Exercise goal: Omit the images, then output each of the records below exactly.

########

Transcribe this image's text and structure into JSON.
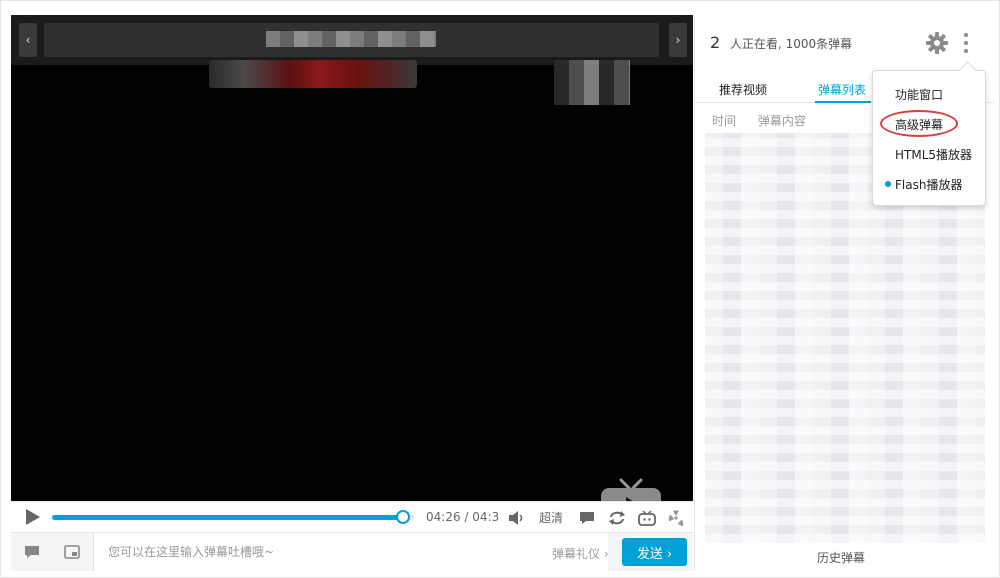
{
  "player": {
    "prev_glyph": "‹",
    "next_glyph": "›",
    "time_current": "04:26",
    "time_separator": "/",
    "time_total": "04:3",
    "progress_fraction": 0.97,
    "quality_label": "超清",
    "danmaku_placeholder": "您可以在这里输入弹幕吐槽哦~",
    "etiquette_label": "弹幕礼仪 ›",
    "send_label": "发送 ›"
  },
  "panel": {
    "viewer_count": "2",
    "viewer_text": "人正在看, 1000条弹幕",
    "tabs": [
      {
        "label": "推荐视频"
      },
      {
        "label": "弹幕列表"
      }
    ],
    "active_tab": 1,
    "columns": [
      "时间",
      "弹幕内容"
    ],
    "history_label": "历史弹幕"
  },
  "menu": {
    "items": [
      {
        "label": "功能窗口"
      },
      {
        "label": "高级弹幕"
      },
      {
        "label": "HTML5播放器"
      },
      {
        "label": "Flash播放器"
      }
    ],
    "selected_index": 3,
    "highlighted_index": 1
  },
  "colors": {
    "accent": "#00a1d6",
    "annotation_ring": "#d9403a"
  }
}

########

The completed task:
Transcribe this image's text and structure into JSON.
{
  "player": {
    "prev_glyph": "‹",
    "next_glyph": "›",
    "time_current": "04:26",
    "time_separator": "/",
    "time_total": "04:3",
    "progress_fraction": 0.97,
    "quality_label": "超清",
    "danmaku_placeholder": "您可以在这里输入弹幕吐槽哦~",
    "etiquette_label": "弹幕礼仪 ›",
    "send_label": "发送 ›"
  },
  "panel": {
    "viewer_count": "2",
    "viewer_text": "人正在看, 1000条弹幕",
    "tabs": [
      {
        "label": "推荐视频"
      },
      {
        "label": "弹幕列表"
      }
    ],
    "active_tab": 1,
    "columns": [
      "时间",
      "弹幕内容"
    ],
    "history_label": "历史弹幕"
  },
  "menu": {
    "items": [
      {
        "label": "功能窗口"
      },
      {
        "label": "高级弹幕"
      },
      {
        "label": "HTML5播放器"
      },
      {
        "label": "Flash播放器"
      }
    ],
    "selected_index": 3,
    "highlighted_index": 1
  },
  "colors": {
    "accent": "#00a1d6",
    "annotation_ring": "#d9403a"
  }
}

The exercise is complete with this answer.